▶ Your instructions
Note how many lines hold "nerveux" and report that number by itself.

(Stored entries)

===============

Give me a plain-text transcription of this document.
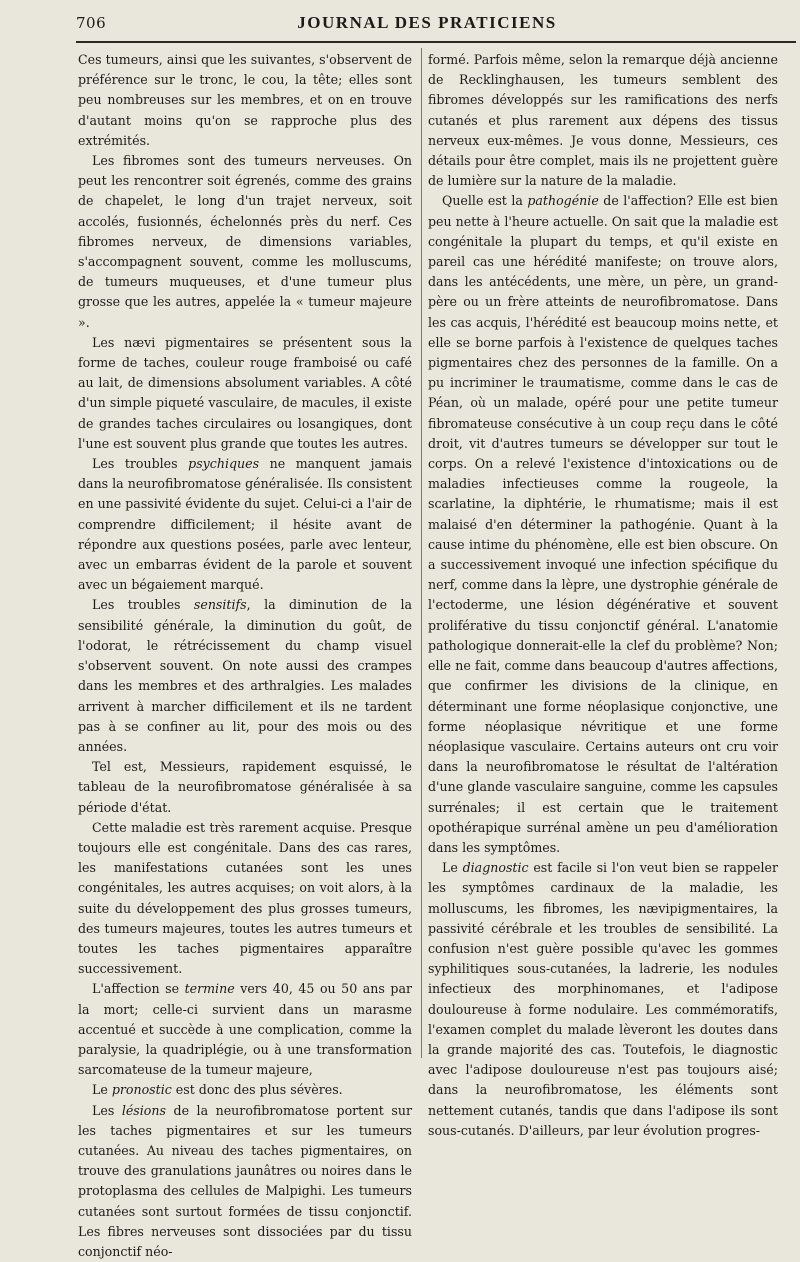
706	JOURNAL DES PRATICIENS

Ces tumeurs, ainsi que les suivantes, s'observent de préférence sur le tronc, le cou, la tête; elles sont peu nombreuses sur les membres, et on en trouve d'autant moins qu'on se rapproche plus des extrémités.

Les fibromes sont des tumeurs nerveuses. On peut les rencontrer soit égrenés, comme des grains de chapelet, le long d'un trajet nerveux, soit accolés, fusionnés, échelonnés près du nerf. Ces fibromes nerveux, de dimensions variables, s'accompagnent souvent, comme les molluscums, de tumeurs muqueuses, et d'une tumeur plus grosse que les autres, appelée la « tumeur majeure ».

Les nævi pigmentaires se présentent sous la forme de taches, couleur rouge framboisé ou café au lait, de dimensions absolument variables. A côté d'un simple piqueté vasculaire, de macules, il existe de grandes taches circulaires ou losangiques, dont l'une est souvent plus grande que toutes les autres.

Les troubles psychiques ne manquent jamais dans la neurofibromatose généralisée. Ils consistent en une passivité évidente du sujet. Celui-ci a l'air de comprendre difficilement; il hésite avant de répondre aux questions posées, parle avec lenteur, avec un embarras évident de la parole et souvent avec un bégaiement marqué.

Les troubles sensitifs, la diminution de la sensibilité générale, la diminution du goût, de l'odorat, le rétrécissement du champ visuel s'observent souvent. On note aussi des crampes dans les membres et des arthralgies. Les malades arrivent à marcher difficilement et ils ne tardent pas à se confiner au lit, pour des mois ou des années.

Tel est, Messieurs, rapidement esquissé, le tableau de la neurofibromatose généralisée à sa période d'état.

Cette maladie est très rarement acquise. Presque toujours elle est congénitale. Dans des cas rares, les manifestations cutanées sont les unes congénitales, les autres acquises; on voit alors, à la suite du développement des plus grosses tumeurs, des tumeurs majeures, toutes les autres tumeurs et toutes les taches pigmentaires apparaître successivement.

L'affection se termine vers 40, 45 ou 50 ans par la mort; celle-ci survient dans un marasme accentué et succède à une complication, comme la paralysie, la quadriplégie, ou à une transformation sarcomateuse de la tumeur majeure,

Le pronostic est donc des plus sévères.

Les lésions de la neurofibromatose portent sur les taches pigmentaires et sur les tumeurs cutanées. Au niveau des taches pigmentaires, on trouve des granulations jaunâtres ou noires dans le protoplasma des cellules de Malpighi. Les tumeurs cutanées sont surtout formées de tissu conjonctif. Les fibres nerveuses sont dissociées par du tissu conjonctif néo-

formé. Parfois même, selon la remarque déjà ancienne de Recklinghausen, les tumeurs semblent des fibromes développés sur les ramifications des nerfs cutanés et plus rarement aux dépens des tissus nerveux eux-mêmes. Je vous donne, Messieurs, ces détails pour être complet, mais ils ne projettent guère de lumière sur la nature de la maladie.

Quelle est la pathogénie de l'affection? Elle est bien peu nette à l'heure actuelle. On sait que la maladie est congénitale la plupart du temps, et qu'il existe en pareil cas une hérédité manifeste; on trouve alors, dans les antécédents, une mère, un père, un grand-père ou un frère atteints de neurofibromatose. Dans les cas acquis, l'hérédité est beaucoup moins nette, et elle se borne parfois à l'existence de quelques taches pigmentaires chez des personnes de la famille. On a pu incriminer le traumatisme, comme dans le cas de Péan, où un malade, opéré pour une petite tumeur fibromateuse consécutive à un coup reçu dans le côté droit, vit d'autres tumeurs se développer sur tout le corps. On a relevé l'existence d'intoxications ou de maladies infectieuses comme la rougeole, la scarlatine, la diphtérie, le rhumatisme; mais il est malaisé d'en déterminer la pathogénie. Quant à la cause intime du phénomène, elle est bien obscure. On a successivement invoqué une infection spécifique du nerf, comme dans la lèpre, une dystrophie générale de l'ectoderme, une lésion dégénérative et souvent proliférative du tissu conjonctif général. L'anatomie pathologique donnerait-elle la clef du problème? Non; elle ne fait, comme dans beaucoup d'autres affections, que confirmer les divisions de la clinique, en déterminant une forme néoplasique conjonctive, une forme néoplasique névritique et une forme néoplasique vasculaire. Certains auteurs ont cru voir dans la neurofibromatose le résultat de l'altération d'une glande vasculaire sanguine, comme les capsules surrénales; il est certain que le traitement opothérapique surrénal amène un peu d'amélioration dans les symptômes.

Le diagnostic est facile si l'on veut bien se rappeler les symptômes cardinaux de la maladie, les molluscums, les fibromes, les nævipigmentaires, la passivité cérébrale et les troubles de sensibilité. La confusion n'est guère possible qu'avec les gommes syphilitiques sous-cutanées, la ladrerie, les nodules infectieux des morphinomanes, et l'adipose douloureuse à forme nodulaire. Les commémoratifs, l'examen complet du malade lèveront les doutes dans la grande majorité des cas. Toutefois, le diagnostic avec l'adipose douloureuse n'est pas toujours aisé; dans la neurofibromatose, les éléments sont nettement cutanés, tandis que dans l'adipose ils sont sous-cutanés. D'ailleurs, par leur évolution progres-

===============

▶ Answer to the problem
2